Stored records:
-- START --
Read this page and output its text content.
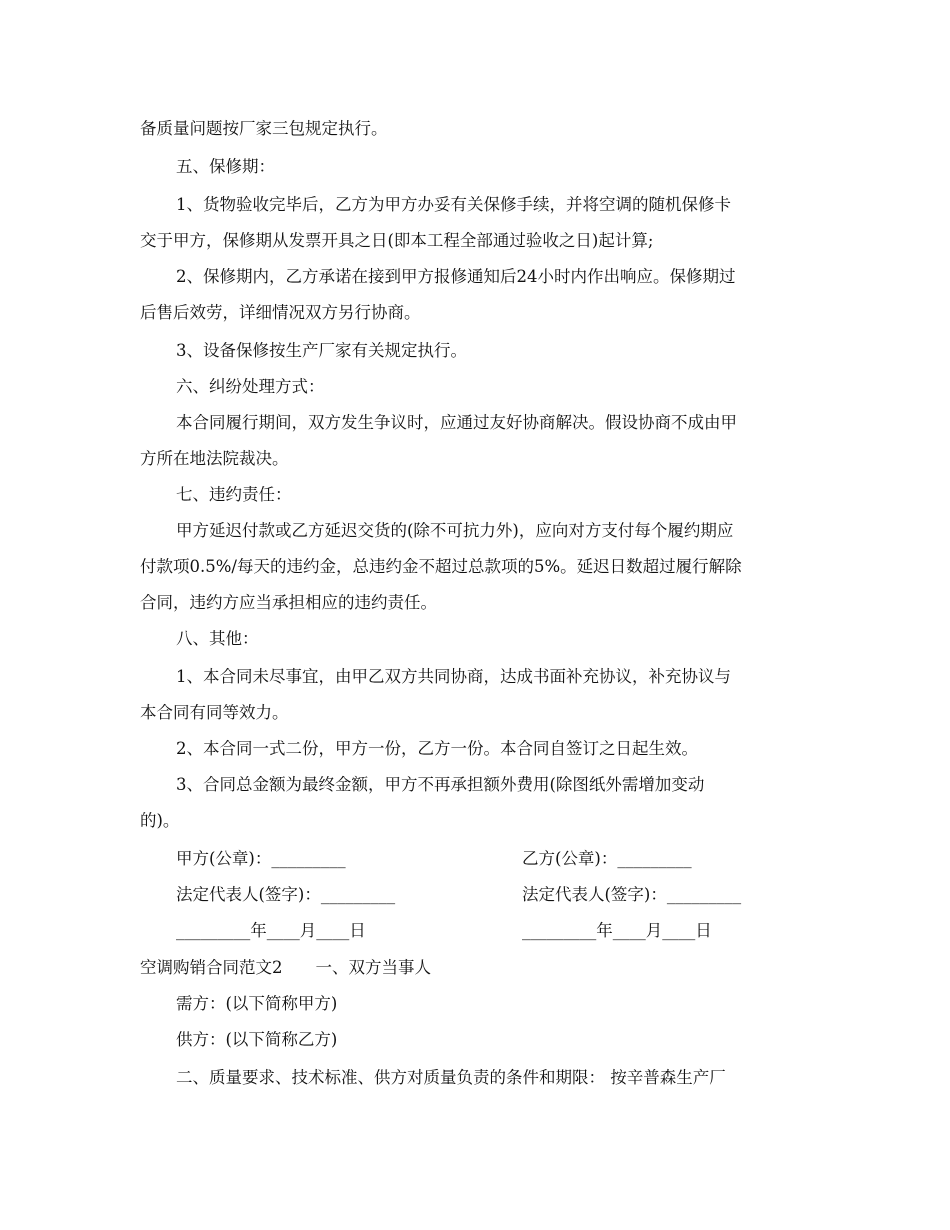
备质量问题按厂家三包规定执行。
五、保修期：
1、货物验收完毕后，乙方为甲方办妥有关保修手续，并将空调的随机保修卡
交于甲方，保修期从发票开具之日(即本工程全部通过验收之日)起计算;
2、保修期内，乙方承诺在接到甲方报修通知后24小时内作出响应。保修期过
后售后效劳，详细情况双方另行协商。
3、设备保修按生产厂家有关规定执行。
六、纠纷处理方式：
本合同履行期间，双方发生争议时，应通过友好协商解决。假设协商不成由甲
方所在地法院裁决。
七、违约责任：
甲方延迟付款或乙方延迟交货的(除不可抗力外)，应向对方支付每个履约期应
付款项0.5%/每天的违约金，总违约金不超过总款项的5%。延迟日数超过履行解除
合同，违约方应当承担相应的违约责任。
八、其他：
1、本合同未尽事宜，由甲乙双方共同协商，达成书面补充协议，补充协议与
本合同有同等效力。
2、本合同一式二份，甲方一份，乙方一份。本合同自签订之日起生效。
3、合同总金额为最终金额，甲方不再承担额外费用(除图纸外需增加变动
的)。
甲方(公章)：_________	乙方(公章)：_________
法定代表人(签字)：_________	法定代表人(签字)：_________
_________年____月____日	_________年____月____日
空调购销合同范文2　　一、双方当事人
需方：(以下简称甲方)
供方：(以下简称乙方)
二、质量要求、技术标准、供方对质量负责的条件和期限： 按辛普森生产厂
-- END --
- _SET TASK_: Repeat the data in full and exactly. Omit pictures.

- _CORRECT RESPONSE_:
Read this page and output its text content.
备质量问题按厂家三包规定执行。
五、保修期：
1、货物验收完毕后，乙方为甲方办妥有关保修手续，并将空调的随机保修卡
交于甲方，保修期从发票开具之日(即本工程全部通过验收之日)起计算;
2、保修期内，乙方承诺在接到甲方报修通知后24小时内作出响应。保修期过
后售后效劳，详细情况双方另行协商。
3、设备保修按生产厂家有关规定执行。
六、纠纷处理方式：
本合同履行期间，双方发生争议时，应通过友好协商解决。假设协商不成由甲
方所在地法院裁决。
七、违约责任：
甲方延迟付款或乙方延迟交货的(除不可抗力外)，应向对方支付每个履约期应
付款项0.5%/每天的违约金，总违约金不超过总款项的5%。延迟日数超过履行解除
合同，违约方应当承担相应的违约责任。
八、其他：
1、本合同未尽事宜，由甲乙双方共同协商，达成书面补充协议，补充协议与
本合同有同等效力。
2、本合同一式二份，甲方一份，乙方一份。本合同自签订之日起生效。
3、合同总金额为最终金额，甲方不再承担额外费用(除图纸外需增加变动
的)。
甲方(公章)：_________	乙方(公章)：_________
法定代表人(签字)：_________	法定代表人(签字)：_________
_________年____月____日	_________年____月____日
空调购销合同范文2　　一、双方当事人
需方：(以下简称甲方)
供方：(以下简称乙方)
二、质量要求、技术标准、供方对质量负责的条件和期限： 按辛普森生产厂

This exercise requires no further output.